* **WHAT YOU ARE ASKED TO DO**: In full and without alteration, give the listing again.

Part of a data file:
::::::
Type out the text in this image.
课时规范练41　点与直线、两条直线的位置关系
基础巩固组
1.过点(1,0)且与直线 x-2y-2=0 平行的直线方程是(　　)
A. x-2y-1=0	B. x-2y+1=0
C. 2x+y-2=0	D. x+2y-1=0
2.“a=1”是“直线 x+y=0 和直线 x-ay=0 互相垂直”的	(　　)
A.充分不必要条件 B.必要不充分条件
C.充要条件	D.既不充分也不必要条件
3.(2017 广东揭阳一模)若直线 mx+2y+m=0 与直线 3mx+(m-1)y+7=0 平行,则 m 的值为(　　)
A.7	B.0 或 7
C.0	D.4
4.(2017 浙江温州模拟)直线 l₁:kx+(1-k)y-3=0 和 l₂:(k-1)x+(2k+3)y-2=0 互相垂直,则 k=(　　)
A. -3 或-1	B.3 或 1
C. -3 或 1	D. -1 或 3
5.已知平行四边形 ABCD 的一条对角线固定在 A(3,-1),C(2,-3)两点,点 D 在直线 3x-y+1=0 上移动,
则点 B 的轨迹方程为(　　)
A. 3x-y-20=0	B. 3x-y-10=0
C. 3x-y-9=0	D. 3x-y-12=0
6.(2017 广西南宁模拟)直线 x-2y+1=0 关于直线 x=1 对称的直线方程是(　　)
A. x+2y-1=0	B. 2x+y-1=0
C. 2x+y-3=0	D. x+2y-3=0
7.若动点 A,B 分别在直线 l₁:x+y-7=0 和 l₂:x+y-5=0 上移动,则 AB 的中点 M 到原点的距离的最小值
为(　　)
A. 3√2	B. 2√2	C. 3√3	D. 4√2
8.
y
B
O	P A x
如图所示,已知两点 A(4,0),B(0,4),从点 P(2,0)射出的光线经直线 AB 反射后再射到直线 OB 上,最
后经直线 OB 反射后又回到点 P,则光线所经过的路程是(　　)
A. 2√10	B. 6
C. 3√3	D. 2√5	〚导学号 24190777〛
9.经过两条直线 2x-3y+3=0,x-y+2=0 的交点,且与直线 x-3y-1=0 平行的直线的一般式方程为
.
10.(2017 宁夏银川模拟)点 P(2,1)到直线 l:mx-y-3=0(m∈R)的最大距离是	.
::::::
* **SOLVED EXERCISE**:
Type out the text in this image.
课时规范练41　点与直线、两条直线的位置关系
基础巩固组
1.过点(1,0)且与直线 x-2y-2=0 平行的直线方程是(　　)
A. x-2y-1=0	B. x-2y+1=0
C. 2x+y-2=0	D. x+2y-1=0
2.“a=1”是“直线 x+y=0 和直线 x-ay=0 互相垂直”的	(　　)
A.充分不必要条件 B.必要不充分条件
C.充要条件	D.既不充分也不必要条件
3.(2017 广东揭阳一模)若直线 mx+2y+m=0 与直线 3mx+(m-1)y+7=0 平行,则 m 的值为(　　)
A.7	B.0 或 7
C.0	D.4
4.(2017 浙江温州模拟)直线 l₁:kx+(1-k)y-3=0 和 l₂:(k-1)x+(2k+3)y-2=0 互相垂直,则 k=(　　)
A. -3 或-1	B.3 或 1
C. -3 或 1	D. -1 或 3
5.已知平行四边形 ABCD 的一条对角线固定在 A(3,-1),C(2,-3)两点,点 D 在直线 3x-y+1=0 上移动,
则点 B 的轨迹方程为(　　)
A. 3x-y-20=0	B. 3x-y-10=0
C. 3x-y-9=0	D. 3x-y-12=0
6.(2017 广西南宁模拟)直线 x-2y+1=0 关于直线 x=1 对称的直线方程是(　　)
A. x+2y-1=0	B. 2x+y-1=0
C. 2x+y-3=0	D. x+2y-3=0
7.若动点 A,B 分别在直线 l₁:x+y-7=0 和 l₂:x+y-5=0 上移动,则 AB 的中点 M 到原点的距离的最小值
为(　　)
A. 3√2	B. 2√2	C. 3√3	D. 4√2
8.
y
B
O	P A x
如图所示,已知两点 A(4,0),B(0,4),从点 P(2,0)射出的光线经直线 AB 反射后再射到直线 OB 上,最
后经直线 OB 反射后又回到点 P,则光线所经过的路程是(　　)
A. 2√10	B. 6
C. 3√3	D. 2√5	〚导学号 24190777〛
9.经过两条直线 2x-3y+3=0,x-y+2=0 的交点,且与直线 x-3y-1=0 平行的直线的一般式方程为
.
10.(2017 宁夏银川模拟)点 P(2,1)到直线 l:mx-y-3=0(m∈R)的最大距离是	.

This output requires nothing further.